━━━━━ Data extract ━━━━━

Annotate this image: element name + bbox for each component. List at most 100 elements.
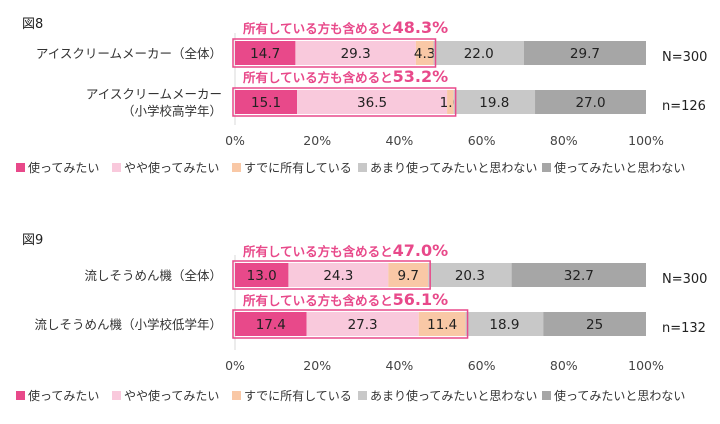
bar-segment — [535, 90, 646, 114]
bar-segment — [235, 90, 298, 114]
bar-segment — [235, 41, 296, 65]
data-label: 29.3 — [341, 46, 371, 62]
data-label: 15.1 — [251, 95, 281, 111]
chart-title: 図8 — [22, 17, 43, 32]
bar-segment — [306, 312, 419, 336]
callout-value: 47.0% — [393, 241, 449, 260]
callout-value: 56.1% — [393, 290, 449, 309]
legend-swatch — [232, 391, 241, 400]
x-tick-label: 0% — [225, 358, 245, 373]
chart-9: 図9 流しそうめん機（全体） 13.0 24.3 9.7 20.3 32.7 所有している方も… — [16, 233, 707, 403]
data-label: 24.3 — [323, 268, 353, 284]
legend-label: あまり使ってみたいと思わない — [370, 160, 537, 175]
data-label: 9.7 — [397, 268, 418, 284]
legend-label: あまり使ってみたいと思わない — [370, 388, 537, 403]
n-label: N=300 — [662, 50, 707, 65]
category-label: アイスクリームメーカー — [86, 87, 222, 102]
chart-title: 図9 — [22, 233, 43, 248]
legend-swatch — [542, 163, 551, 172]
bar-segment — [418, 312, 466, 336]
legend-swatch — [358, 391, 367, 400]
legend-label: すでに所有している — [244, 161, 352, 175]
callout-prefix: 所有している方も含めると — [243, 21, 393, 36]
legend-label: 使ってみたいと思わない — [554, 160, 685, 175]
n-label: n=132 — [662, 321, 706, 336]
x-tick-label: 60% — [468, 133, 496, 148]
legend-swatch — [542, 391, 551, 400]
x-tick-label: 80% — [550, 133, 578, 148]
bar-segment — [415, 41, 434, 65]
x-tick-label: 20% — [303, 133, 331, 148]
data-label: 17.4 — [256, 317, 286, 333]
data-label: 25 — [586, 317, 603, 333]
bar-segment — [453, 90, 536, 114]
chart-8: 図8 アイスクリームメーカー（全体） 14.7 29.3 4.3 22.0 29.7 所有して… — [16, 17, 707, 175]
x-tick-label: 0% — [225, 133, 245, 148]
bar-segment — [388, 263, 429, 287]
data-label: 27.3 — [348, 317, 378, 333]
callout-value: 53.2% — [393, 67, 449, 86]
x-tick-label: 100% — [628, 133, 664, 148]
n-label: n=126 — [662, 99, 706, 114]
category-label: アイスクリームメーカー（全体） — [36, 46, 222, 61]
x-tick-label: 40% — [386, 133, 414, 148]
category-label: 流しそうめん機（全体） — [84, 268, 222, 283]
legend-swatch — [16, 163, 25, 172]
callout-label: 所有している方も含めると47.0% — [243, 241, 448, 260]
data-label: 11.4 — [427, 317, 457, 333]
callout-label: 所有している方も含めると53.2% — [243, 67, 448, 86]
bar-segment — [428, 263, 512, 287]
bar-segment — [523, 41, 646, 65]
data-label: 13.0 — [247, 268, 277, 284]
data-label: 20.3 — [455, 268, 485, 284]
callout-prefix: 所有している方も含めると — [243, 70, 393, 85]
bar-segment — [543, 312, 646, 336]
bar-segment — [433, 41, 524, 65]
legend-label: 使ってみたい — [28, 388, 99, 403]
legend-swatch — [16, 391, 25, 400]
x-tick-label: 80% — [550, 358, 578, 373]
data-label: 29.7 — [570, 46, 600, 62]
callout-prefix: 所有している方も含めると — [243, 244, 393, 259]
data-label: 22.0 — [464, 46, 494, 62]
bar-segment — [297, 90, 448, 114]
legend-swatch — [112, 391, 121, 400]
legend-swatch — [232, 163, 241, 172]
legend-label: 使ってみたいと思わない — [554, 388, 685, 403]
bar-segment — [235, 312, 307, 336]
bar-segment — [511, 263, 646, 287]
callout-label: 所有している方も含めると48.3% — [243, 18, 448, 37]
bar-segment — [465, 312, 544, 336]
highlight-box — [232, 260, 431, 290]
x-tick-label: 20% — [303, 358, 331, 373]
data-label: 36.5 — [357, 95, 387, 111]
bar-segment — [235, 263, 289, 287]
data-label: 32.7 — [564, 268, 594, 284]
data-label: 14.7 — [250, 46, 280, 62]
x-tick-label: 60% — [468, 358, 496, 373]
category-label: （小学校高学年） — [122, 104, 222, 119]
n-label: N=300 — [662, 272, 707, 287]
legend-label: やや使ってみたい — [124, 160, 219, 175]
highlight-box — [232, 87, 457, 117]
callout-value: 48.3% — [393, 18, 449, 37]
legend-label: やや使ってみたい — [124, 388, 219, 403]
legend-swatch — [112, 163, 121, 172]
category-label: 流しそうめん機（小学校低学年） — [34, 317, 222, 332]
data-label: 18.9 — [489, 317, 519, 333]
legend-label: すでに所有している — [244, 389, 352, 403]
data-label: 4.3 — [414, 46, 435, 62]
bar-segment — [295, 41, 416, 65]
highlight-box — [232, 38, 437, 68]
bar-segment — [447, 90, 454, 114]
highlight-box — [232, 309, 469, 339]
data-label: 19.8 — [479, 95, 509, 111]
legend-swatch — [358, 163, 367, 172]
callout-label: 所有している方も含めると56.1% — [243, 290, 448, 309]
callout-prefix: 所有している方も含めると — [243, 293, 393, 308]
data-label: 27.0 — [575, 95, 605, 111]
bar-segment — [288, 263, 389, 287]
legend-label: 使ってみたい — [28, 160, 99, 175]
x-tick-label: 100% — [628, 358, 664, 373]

━━━━━

Reproduce the part that opens with the line containing "bar-segment — [535, 90, 646, 114]" and closes with the line containing "bar-segment — [306, 312, 419, 336]", swapping "data-label" for "value-label" and leaving everything else unchanged.

bar-segment — [535, 90, 646, 114]
bar-segment — [235, 90, 298, 114]
bar-segment — [235, 41, 296, 65]
value-label: 29.3 — [341, 46, 371, 62]
value-label: 15.1 — [251, 95, 281, 111]
chart-title: 図8 — [22, 17, 43, 32]
bar-segment — [306, 312, 419, 336]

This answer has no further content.